OBJECTIVE >> Can you find the lines of the listing that include "capacity" and copy every one?

RECORDS FOR THIS TASK >>
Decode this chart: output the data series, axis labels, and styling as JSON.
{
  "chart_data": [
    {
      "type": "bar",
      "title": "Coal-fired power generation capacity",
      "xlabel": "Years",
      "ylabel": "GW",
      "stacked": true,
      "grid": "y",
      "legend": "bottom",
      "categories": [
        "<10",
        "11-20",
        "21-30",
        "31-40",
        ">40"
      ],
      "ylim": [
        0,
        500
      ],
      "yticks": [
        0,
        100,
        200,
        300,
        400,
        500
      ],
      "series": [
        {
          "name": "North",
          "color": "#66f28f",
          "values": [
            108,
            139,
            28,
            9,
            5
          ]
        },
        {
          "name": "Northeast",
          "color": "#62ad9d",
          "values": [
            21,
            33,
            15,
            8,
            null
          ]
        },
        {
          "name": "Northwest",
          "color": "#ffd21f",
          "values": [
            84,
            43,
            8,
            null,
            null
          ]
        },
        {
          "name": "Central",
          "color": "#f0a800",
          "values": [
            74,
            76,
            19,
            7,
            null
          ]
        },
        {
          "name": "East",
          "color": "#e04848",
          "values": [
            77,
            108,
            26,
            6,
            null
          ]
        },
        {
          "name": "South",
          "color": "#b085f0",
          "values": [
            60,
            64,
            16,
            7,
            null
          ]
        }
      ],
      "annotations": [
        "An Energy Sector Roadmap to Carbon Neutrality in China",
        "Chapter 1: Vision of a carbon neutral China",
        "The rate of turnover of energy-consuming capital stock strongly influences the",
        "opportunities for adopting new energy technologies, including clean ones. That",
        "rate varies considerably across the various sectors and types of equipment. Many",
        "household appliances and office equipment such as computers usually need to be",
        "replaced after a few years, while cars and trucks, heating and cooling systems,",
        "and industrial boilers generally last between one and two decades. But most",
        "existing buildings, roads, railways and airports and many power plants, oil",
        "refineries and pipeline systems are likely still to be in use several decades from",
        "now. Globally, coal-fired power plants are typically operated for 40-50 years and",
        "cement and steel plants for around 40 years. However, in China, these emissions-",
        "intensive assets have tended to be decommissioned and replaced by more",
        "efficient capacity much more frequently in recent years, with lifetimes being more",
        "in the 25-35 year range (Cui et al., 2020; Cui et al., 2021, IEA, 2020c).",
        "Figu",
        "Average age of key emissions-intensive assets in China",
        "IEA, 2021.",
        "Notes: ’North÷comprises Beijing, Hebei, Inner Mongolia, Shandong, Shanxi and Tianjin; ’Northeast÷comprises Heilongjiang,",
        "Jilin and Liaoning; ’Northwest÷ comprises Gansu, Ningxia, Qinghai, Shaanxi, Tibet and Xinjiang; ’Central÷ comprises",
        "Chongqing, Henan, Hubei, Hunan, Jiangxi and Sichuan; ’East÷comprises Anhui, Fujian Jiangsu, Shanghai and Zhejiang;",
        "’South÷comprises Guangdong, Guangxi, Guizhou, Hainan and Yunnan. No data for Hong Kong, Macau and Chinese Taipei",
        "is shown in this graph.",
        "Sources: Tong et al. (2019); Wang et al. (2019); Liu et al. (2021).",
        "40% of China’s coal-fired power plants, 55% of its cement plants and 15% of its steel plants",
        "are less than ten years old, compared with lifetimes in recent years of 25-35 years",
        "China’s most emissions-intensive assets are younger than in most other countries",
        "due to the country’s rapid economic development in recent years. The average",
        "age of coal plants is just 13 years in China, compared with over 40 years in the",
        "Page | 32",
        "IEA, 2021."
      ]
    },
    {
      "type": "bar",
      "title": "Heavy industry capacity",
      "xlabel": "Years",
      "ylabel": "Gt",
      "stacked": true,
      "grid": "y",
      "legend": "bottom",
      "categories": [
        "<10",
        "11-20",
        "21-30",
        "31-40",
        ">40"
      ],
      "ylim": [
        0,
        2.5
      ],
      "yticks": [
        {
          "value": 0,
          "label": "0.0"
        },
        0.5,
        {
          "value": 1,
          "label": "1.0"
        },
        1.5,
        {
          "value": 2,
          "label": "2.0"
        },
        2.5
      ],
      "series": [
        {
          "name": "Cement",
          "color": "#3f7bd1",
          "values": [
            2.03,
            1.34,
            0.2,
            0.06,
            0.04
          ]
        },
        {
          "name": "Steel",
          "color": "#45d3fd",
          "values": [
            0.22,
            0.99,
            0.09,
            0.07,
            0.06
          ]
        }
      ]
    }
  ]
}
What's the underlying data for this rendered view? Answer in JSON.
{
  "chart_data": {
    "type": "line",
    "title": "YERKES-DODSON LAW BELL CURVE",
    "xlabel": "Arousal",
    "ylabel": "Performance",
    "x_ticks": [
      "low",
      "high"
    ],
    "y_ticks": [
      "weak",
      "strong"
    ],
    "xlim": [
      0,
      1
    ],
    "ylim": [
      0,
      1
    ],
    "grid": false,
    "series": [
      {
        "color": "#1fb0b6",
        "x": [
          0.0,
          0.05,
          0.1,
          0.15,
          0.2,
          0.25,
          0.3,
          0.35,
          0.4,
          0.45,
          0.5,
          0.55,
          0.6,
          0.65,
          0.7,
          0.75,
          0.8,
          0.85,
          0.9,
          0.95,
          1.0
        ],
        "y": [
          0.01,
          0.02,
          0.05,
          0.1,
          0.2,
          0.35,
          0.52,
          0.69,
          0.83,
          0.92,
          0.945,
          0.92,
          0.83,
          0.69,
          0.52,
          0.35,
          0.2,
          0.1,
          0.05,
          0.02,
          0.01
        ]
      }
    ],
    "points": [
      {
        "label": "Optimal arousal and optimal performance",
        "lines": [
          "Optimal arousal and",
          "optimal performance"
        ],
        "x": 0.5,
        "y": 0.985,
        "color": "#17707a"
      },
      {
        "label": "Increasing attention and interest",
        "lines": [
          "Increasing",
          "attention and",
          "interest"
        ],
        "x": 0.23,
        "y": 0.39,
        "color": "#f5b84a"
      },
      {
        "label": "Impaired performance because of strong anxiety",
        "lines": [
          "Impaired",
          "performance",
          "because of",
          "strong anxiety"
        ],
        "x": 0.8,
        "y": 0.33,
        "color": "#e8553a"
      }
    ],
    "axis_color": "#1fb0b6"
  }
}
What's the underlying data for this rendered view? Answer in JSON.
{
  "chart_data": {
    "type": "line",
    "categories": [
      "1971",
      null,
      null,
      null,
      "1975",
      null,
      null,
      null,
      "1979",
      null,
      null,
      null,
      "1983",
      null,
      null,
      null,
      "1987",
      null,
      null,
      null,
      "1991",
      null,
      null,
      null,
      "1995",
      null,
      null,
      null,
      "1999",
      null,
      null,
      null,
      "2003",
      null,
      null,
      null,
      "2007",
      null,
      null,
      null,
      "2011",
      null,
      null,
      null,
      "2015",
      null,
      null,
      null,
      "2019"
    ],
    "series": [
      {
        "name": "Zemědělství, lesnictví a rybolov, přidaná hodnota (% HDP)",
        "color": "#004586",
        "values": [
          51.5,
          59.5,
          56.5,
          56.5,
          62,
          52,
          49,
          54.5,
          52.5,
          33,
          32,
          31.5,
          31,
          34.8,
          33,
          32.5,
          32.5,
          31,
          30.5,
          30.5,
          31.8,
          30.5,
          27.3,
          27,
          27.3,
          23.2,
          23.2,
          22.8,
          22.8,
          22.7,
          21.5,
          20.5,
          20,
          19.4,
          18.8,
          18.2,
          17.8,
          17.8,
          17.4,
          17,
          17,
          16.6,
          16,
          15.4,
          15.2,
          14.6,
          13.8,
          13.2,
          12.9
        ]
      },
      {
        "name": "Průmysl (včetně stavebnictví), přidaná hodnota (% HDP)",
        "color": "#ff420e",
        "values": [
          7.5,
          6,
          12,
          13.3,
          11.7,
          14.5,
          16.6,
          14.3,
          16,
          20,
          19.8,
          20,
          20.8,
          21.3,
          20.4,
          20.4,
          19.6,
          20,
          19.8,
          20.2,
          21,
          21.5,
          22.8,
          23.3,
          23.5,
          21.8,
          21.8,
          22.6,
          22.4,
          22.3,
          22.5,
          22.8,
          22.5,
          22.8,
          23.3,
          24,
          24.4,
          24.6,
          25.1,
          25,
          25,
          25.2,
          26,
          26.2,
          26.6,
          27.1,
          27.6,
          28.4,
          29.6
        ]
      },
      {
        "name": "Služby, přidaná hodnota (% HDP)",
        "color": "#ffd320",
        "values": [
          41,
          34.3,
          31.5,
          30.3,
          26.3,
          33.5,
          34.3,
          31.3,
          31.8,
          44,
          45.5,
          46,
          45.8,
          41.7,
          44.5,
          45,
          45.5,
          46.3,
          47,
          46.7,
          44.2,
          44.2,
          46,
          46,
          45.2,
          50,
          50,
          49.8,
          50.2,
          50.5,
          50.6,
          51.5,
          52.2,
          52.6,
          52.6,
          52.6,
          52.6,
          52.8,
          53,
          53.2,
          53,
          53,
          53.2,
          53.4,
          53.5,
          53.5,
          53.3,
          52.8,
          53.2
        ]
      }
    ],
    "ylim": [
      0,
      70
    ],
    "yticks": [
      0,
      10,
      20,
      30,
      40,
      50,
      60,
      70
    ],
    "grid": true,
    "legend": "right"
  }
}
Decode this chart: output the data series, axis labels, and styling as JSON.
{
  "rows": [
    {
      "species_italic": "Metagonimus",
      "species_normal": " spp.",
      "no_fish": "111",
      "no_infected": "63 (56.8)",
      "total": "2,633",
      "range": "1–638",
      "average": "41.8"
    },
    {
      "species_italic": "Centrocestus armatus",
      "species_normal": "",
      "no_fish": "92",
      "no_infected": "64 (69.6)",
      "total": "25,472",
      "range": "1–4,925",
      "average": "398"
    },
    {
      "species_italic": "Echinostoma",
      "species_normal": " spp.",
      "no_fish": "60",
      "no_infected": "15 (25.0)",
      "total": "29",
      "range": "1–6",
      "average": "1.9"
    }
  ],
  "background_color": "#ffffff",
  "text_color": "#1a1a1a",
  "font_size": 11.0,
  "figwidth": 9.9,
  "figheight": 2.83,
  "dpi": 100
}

OUTPUT >>
      "title": "Coal-fired power generation capacity",
        "efficient capacity much more frequently in recent years, with lifetimes being more",
      "title": "Heavy industry capacity",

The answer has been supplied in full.